Copy each line in the data that includes the word "industry".
## BEGIN PROVIDED RECORDS
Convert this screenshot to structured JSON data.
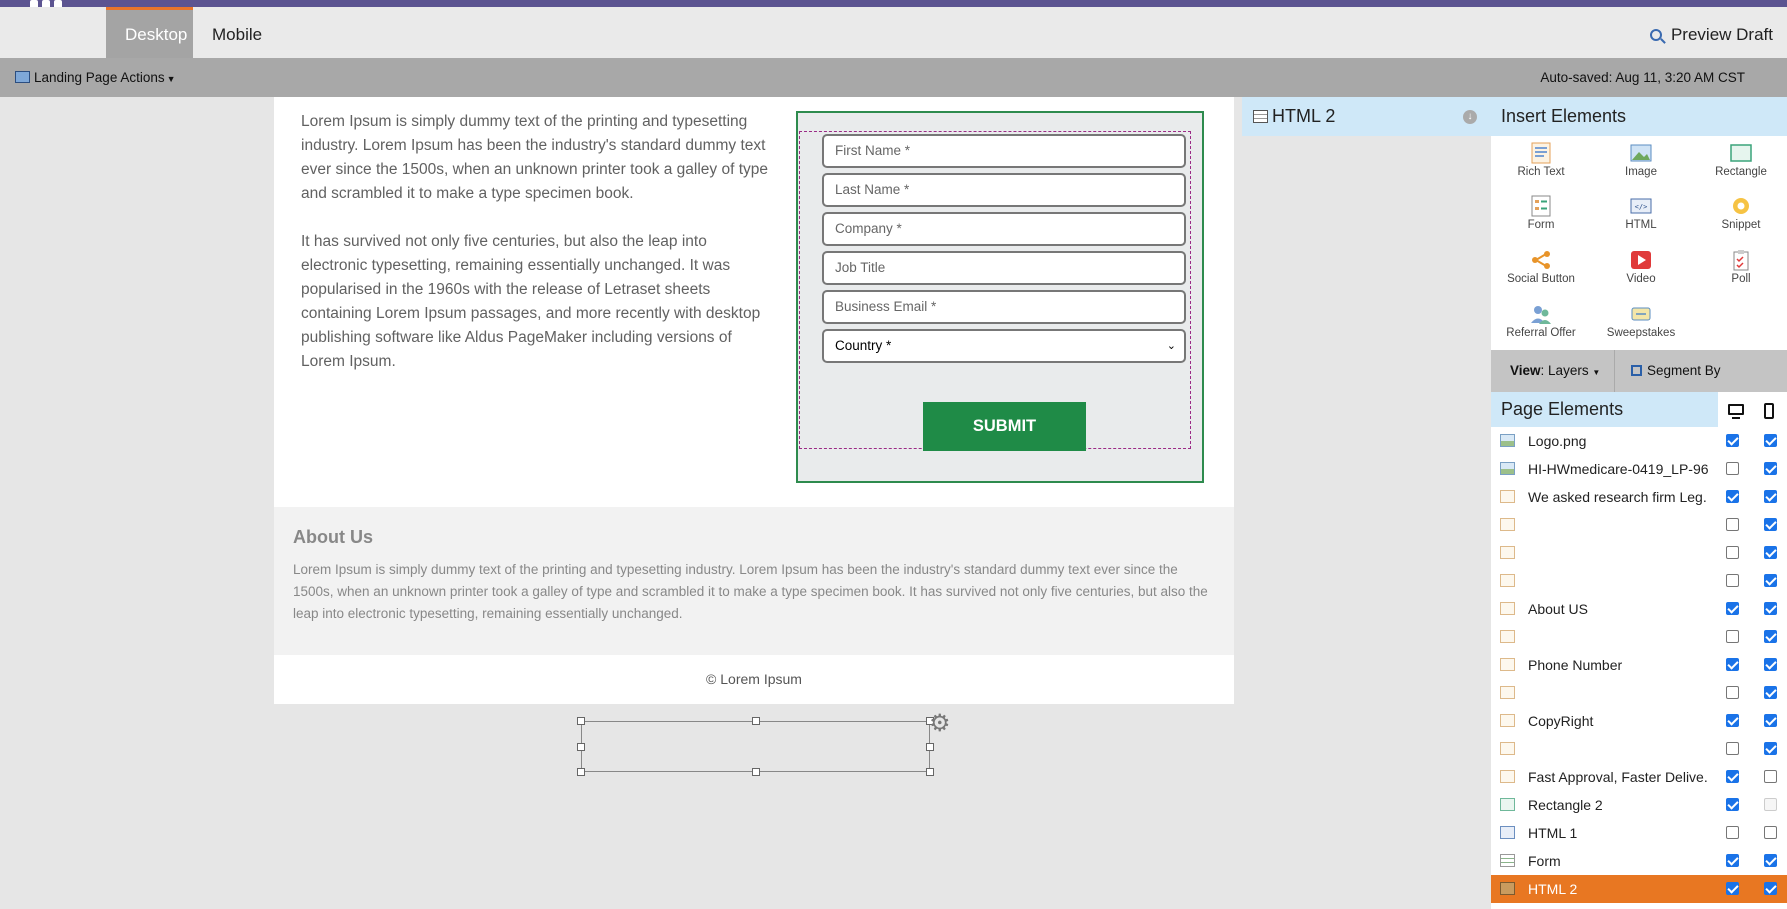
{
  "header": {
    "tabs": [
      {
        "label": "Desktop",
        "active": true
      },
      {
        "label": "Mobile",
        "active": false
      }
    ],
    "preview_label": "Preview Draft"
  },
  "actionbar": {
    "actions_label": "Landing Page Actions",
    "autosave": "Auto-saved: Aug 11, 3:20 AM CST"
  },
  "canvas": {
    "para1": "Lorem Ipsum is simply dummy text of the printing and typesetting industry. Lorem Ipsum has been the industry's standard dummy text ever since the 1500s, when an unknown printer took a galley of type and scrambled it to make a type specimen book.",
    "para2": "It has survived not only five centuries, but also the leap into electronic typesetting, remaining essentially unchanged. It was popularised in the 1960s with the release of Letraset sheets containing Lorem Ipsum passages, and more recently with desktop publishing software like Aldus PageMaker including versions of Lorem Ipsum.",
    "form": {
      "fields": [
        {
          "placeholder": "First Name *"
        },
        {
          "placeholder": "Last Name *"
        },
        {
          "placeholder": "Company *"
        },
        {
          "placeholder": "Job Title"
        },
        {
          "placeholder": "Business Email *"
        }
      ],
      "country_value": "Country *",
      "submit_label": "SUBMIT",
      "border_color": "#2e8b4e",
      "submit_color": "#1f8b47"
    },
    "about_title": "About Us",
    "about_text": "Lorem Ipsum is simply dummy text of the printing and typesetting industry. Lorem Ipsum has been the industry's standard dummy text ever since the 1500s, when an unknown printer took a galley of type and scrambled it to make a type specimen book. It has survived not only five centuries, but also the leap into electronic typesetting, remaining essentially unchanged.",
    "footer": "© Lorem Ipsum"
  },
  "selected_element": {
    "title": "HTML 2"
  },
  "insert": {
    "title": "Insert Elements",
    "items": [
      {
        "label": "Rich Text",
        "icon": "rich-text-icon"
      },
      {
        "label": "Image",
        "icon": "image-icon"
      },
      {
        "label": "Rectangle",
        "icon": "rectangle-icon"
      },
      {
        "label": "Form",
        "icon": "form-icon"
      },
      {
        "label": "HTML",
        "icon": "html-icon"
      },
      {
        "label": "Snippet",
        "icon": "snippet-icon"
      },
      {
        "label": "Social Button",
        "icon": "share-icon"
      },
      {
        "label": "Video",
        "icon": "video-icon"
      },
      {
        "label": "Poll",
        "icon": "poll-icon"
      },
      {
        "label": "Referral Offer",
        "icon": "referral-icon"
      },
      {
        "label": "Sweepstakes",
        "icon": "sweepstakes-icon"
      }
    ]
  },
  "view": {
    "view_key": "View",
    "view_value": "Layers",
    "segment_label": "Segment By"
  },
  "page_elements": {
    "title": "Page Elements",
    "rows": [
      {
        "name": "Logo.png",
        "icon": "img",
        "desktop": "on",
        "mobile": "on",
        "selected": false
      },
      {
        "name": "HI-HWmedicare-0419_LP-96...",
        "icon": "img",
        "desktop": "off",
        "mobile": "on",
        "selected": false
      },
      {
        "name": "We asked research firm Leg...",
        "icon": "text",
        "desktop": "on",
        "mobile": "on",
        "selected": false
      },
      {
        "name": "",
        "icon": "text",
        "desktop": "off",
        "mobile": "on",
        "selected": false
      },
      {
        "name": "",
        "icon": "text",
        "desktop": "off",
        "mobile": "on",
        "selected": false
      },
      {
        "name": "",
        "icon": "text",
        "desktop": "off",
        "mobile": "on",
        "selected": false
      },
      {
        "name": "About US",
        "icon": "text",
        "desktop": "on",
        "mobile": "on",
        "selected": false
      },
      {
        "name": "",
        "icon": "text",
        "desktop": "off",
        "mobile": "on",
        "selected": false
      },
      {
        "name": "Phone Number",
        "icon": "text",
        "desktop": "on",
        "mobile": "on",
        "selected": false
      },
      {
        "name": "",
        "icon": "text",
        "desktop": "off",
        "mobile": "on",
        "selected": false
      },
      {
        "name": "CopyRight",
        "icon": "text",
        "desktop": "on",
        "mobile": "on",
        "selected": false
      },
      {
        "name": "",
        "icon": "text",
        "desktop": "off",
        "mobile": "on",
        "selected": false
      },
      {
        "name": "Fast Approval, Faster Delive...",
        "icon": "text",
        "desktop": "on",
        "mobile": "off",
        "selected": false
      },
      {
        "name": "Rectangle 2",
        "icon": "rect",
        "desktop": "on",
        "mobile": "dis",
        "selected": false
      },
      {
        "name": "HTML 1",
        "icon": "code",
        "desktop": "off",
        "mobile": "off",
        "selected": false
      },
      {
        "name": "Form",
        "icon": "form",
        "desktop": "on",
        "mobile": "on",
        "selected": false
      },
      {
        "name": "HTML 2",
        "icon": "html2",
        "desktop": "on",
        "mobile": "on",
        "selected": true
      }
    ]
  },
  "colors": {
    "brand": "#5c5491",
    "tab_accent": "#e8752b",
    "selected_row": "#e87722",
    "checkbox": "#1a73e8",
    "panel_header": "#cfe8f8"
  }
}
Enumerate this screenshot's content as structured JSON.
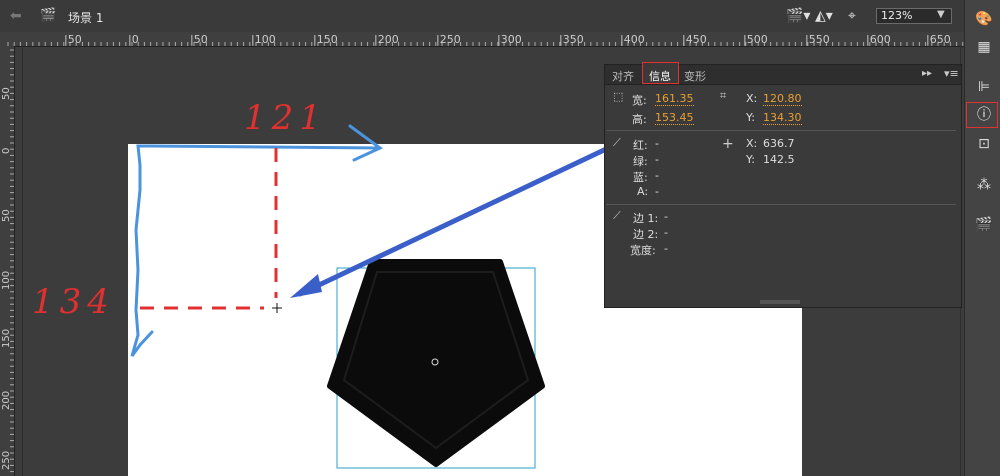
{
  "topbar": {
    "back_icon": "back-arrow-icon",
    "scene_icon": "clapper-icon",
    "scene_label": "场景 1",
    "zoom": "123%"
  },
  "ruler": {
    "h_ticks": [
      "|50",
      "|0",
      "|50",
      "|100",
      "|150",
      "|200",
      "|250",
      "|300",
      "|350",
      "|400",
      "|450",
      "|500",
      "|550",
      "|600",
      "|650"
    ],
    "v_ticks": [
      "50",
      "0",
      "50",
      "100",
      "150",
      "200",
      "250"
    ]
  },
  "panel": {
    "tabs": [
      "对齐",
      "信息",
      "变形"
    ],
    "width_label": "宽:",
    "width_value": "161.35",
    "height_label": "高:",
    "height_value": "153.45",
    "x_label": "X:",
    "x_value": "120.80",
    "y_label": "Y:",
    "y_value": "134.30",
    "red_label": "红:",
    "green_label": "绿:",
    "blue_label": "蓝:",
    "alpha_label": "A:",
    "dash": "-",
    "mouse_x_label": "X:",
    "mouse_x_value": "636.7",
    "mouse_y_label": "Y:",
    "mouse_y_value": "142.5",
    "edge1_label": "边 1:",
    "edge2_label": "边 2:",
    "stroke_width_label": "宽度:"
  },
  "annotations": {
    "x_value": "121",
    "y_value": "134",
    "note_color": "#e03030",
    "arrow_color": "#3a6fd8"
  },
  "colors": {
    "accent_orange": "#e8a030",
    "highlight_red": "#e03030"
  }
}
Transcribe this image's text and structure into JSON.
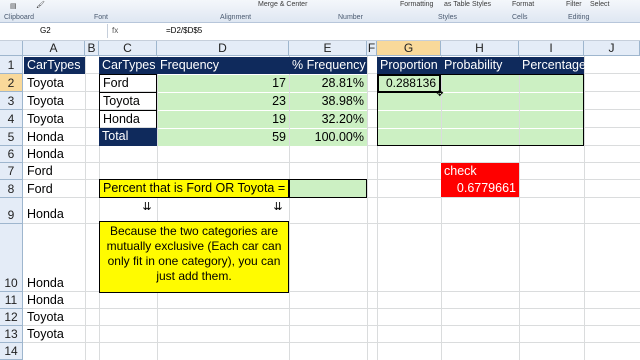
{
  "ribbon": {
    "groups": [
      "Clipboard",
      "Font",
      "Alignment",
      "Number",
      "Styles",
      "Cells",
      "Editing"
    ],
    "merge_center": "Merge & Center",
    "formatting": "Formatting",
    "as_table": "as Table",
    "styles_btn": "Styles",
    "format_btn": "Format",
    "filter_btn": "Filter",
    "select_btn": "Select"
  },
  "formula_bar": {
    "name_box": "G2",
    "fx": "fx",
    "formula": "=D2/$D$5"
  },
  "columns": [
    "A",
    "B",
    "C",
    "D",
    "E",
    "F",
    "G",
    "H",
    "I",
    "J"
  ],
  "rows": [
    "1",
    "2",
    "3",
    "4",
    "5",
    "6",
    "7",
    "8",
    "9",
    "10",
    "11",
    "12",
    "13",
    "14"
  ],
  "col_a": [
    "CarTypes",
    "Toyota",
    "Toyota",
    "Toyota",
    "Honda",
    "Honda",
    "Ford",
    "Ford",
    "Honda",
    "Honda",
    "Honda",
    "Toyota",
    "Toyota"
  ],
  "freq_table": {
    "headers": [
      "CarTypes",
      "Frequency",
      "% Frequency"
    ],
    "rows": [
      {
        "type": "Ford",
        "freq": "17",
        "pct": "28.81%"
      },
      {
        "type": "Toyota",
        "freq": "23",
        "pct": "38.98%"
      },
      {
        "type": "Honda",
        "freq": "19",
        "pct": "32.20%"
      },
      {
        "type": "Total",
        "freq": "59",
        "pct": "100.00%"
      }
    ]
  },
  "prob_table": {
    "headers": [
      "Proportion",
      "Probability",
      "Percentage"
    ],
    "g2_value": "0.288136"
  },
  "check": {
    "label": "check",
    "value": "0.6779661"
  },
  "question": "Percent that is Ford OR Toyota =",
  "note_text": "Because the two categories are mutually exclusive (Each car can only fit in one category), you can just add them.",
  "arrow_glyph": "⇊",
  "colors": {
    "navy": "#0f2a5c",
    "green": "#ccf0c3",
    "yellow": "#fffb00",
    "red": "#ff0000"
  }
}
## END PROVIDED RECORDS
ANSWER BELOW:
    "para1": "Lorem Ipsum is simply dummy text of the printing and typesetting industry. Lorem Ipsum has been the industry's standard dummy text ever since the 1500s, when an unknown printer took a galley of type and scrambled it to make a type specimen book.",
    "about_text": "Lorem Ipsum is simply dummy text of the printing and typesetting industry. Lorem Ipsum has been the industry's standard dummy text ever since the 1500s, when an unknown printer took a galley of type and scrambled it to make a type specimen book. It has survived not only five centuries, but also the leap into electronic typesetting, remaining essentially unchanged.",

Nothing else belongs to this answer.